start Records for processing

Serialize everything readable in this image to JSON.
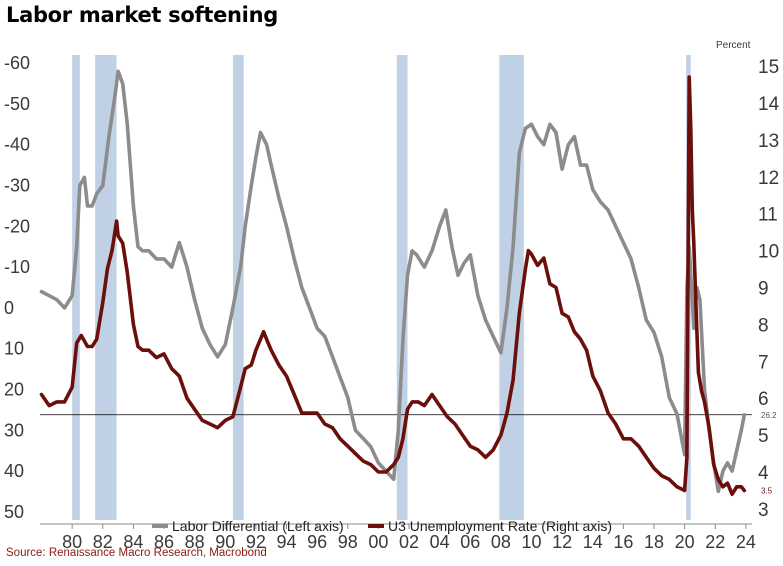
{
  "title": "Labor market softening",
  "source": "Source: Renaissance Macro Research, Macrobond",
  "chart_data": {
    "type": "line",
    "right_axis_unit": "Percent",
    "x_ticks": [
      "80",
      "82",
      "84",
      "86",
      "88",
      "90",
      "92",
      "94",
      "96",
      "98",
      "00",
      "02",
      "04",
      "06",
      "08",
      "10",
      "12",
      "14",
      "16",
      "18",
      "20",
      "22",
      "24"
    ],
    "left_ticks": [
      "-60",
      "-50",
      "-40",
      "-30",
      "-20",
      "-10",
      "0",
      "10",
      "20",
      "30",
      "40",
      "50"
    ],
    "right_ticks": [
      "15",
      "14",
      "13",
      "12",
      "11",
      "10",
      "9",
      "8",
      "7",
      "6",
      "5",
      "4",
      "3"
    ],
    "left_ylim": [
      -62,
      52
    ],
    "left_inverted": true,
    "right_ylim": [
      2.7,
      15.3
    ],
    "xlim": [
      1977.9,
      2024.4
    ],
    "recessions": [
      [
        1980.0,
        1980.5
      ],
      [
        1981.5,
        1982.9
      ],
      [
        1990.5,
        1991.2
      ],
      [
        2001.2,
        2001.9
      ],
      [
        2007.9,
        2009.5
      ],
      [
        2020.1,
        2020.4
      ]
    ],
    "reference_line": {
      "series": "Labor Differential",
      "value": 26.2,
      "label": "26.2"
    },
    "colors": {
      "recession": "#c0d1e6",
      "differential": "#8c8c8c",
      "unemployment": "#6b0f0a"
    },
    "series": [
      {
        "name": "Labor Differential (Left axis)",
        "axis": "left",
        "x": [
          1978.0,
          1978.5,
          1979.0,
          1979.5,
          1980.0,
          1980.3,
          1980.5,
          1980.8,
          1981.0,
          1981.3,
          1981.6,
          1982.0,
          1982.4,
          1982.8,
          1983.0,
          1983.3,
          1983.6,
          1984.0,
          1984.3,
          1984.6,
          1985.0,
          1985.5,
          1986.0,
          1986.5,
          1987.0,
          1987.5,
          1988.0,
          1988.5,
          1989.0,
          1989.5,
          1990.0,
          1990.5,
          1991.0,
          1991.3,
          1991.7,
          1992.0,
          1992.3,
          1992.7,
          1993.0,
          1993.5,
          1994.0,
          1994.5,
          1995.0,
          1995.5,
          1996.0,
          1996.5,
          1997.0,
          1997.5,
          1998.0,
          1998.5,
          1999.0,
          1999.5,
          2000.0,
          2000.5,
          2001.0,
          2001.3,
          2001.6,
          2001.9,
          2002.2,
          2002.5,
          2003.0,
          2003.5,
          2004.0,
          2004.4,
          2004.8,
          2005.2,
          2005.6,
          2006.0,
          2006.5,
          2007.0,
          2007.5,
          2008.0,
          2008.4,
          2008.8,
          2009.2,
          2009.6,
          2010.0,
          2010.4,
          2010.8,
          2011.2,
          2011.6,
          2012.0,
          2012.4,
          2012.8,
          2013.2,
          2013.6,
          2014.0,
          2014.5,
          2015.0,
          2015.5,
          2016.0,
          2016.5,
          2017.0,
          2017.5,
          2018.0,
          2018.5,
          2019.0,
          2019.5,
          2020.0,
          2020.15,
          2020.3,
          2020.45,
          2020.6,
          2020.8,
          2021.0,
          2021.3,
          2021.6,
          2021.9,
          2022.2,
          2022.5,
          2022.8,
          2023.1,
          2023.4,
          2023.7,
          2023.9
        ],
        "y": [
          -4,
          -3,
          -2,
          0,
          -3,
          -15,
          -30,
          -32,
          -25,
          -25,
          -28,
          -30,
          -42,
          -52,
          -58,
          -55,
          -45,
          -25,
          -15,
          -14,
          -14,
          -12,
          -12,
          -10,
          -16,
          -10,
          -2,
          5,
          9,
          12,
          9,
          0,
          -10,
          -20,
          -30,
          -37,
          -43,
          -40,
          -35,
          -27,
          -20,
          -12,
          -5,
          0,
          5,
          7,
          12,
          17,
          22,
          30,
          32,
          34,
          38,
          40,
          42,
          30,
          8,
          -8,
          -14,
          -13,
          -10,
          -14,
          -20,
          -24,
          -15,
          -8,
          -11,
          -13,
          -3,
          3,
          7,
          11,
          0,
          -15,
          -38,
          -44,
          -45,
          -42,
          -40,
          -45,
          -43,
          -34,
          -40,
          -42,
          -35,
          -35,
          -29,
          -26,
          -24,
          -20,
          -16,
          -12,
          -5,
          3,
          6,
          12,
          22,
          26,
          36,
          -5,
          -15,
          -5,
          5,
          -5,
          -2,
          20,
          30,
          38,
          45,
          40,
          38,
          40,
          35,
          30,
          26.2
        ]
      },
      {
        "name": "U3 Unemployment Rate (Right axis)",
        "axis": "right",
        "x": [
          1978.0,
          1978.5,
          1979.0,
          1979.5,
          1980.0,
          1980.3,
          1980.6,
          1981.0,
          1981.3,
          1981.6,
          1982.0,
          1982.3,
          1982.6,
          1982.9,
          1983.0,
          1983.3,
          1983.6,
          1984.0,
          1984.3,
          1984.6,
          1985.0,
          1985.5,
          1986.0,
          1986.5,
          1987.0,
          1987.5,
          1988.0,
          1988.5,
          1989.0,
          1989.5,
          1990.0,
          1990.5,
          1991.0,
          1991.3,
          1991.7,
          1992.0,
          1992.3,
          1992.5,
          1992.8,
          1993.0,
          1993.5,
          1994.0,
          1994.5,
          1995.0,
          1995.5,
          1996.0,
          1996.5,
          1997.0,
          1997.5,
          1998.0,
          1998.5,
          1999.0,
          1999.5,
          2000.0,
          2000.5,
          2001.0,
          2001.3,
          2001.6,
          2001.9,
          2002.2,
          2002.6,
          2003.0,
          2003.5,
          2004.0,
          2004.5,
          2005.0,
          2005.5,
          2006.0,
          2006.5,
          2007.0,
          2007.5,
          2008.0,
          2008.4,
          2008.8,
          2009.2,
          2009.6,
          2009.8,
          2010.0,
          2010.4,
          2010.8,
          2011.2,
          2011.6,
          2012.0,
          2012.4,
          2012.8,
          2013.2,
          2013.6,
          2014.0,
          2014.5,
          2015.0,
          2015.5,
          2016.0,
          2016.5,
          2017.0,
          2017.5,
          2018.0,
          2018.5,
          2019.0,
          2019.5,
          2020.0,
          2020.15,
          2020.3,
          2020.4,
          2020.5,
          2020.6,
          2020.75,
          2020.9,
          2021.1,
          2021.3,
          2021.6,
          2021.9,
          2022.2,
          2022.5,
          2022.8,
          2023.1,
          2023.4,
          2023.7,
          2023.9
        ],
        "y": [
          6.1,
          5.8,
          5.9,
          5.9,
          6.3,
          7.5,
          7.7,
          7.4,
          7.4,
          7.6,
          8.6,
          9.5,
          10.0,
          10.8,
          10.4,
          10.2,
          9.4,
          8.0,
          7.4,
          7.3,
          7.3,
          7.1,
          7.2,
          6.8,
          6.6,
          6.0,
          5.7,
          5.4,
          5.3,
          5.2,
          5.4,
          5.5,
          6.3,
          6.8,
          6.9,
          7.3,
          7.6,
          7.8,
          7.5,
          7.3,
          6.9,
          6.6,
          6.1,
          5.6,
          5.6,
          5.6,
          5.3,
          5.2,
          4.9,
          4.7,
          4.5,
          4.3,
          4.2,
          4.0,
          4.0,
          4.2,
          4.4,
          4.9,
          5.7,
          5.9,
          5.9,
          5.8,
          6.1,
          5.8,
          5.5,
          5.3,
          5.0,
          4.7,
          4.6,
          4.4,
          4.6,
          5.0,
          5.6,
          6.5,
          8.3,
          9.5,
          10.0,
          9.9,
          9.6,
          9.8,
          9.1,
          9.0,
          8.3,
          8.2,
          7.8,
          7.6,
          7.3,
          6.6,
          6.2,
          5.6,
          5.3,
          4.9,
          4.9,
          4.7,
          4.4,
          4.1,
          3.9,
          3.8,
          3.6,
          3.5,
          4.4,
          14.7,
          13.3,
          11.1,
          10.2,
          8.4,
          6.7,
          6.2,
          5.9,
          5.2,
          4.2,
          3.8,
          3.6,
          3.7,
          3.4,
          3.6,
          3.6,
          3.5
        ]
      }
    ],
    "latest_labels": {
      "differential": "26.2",
      "unemployment": "3.5"
    }
  }
}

end Records for processing

Aim of the exercise =
Scan the listing above for the word "Labor" and show each line where it is found.

Result of the exercise =
  "title": "Labor market softening",
      "series": "Labor Differential",
        "name": "Labor Differential (Left axis)",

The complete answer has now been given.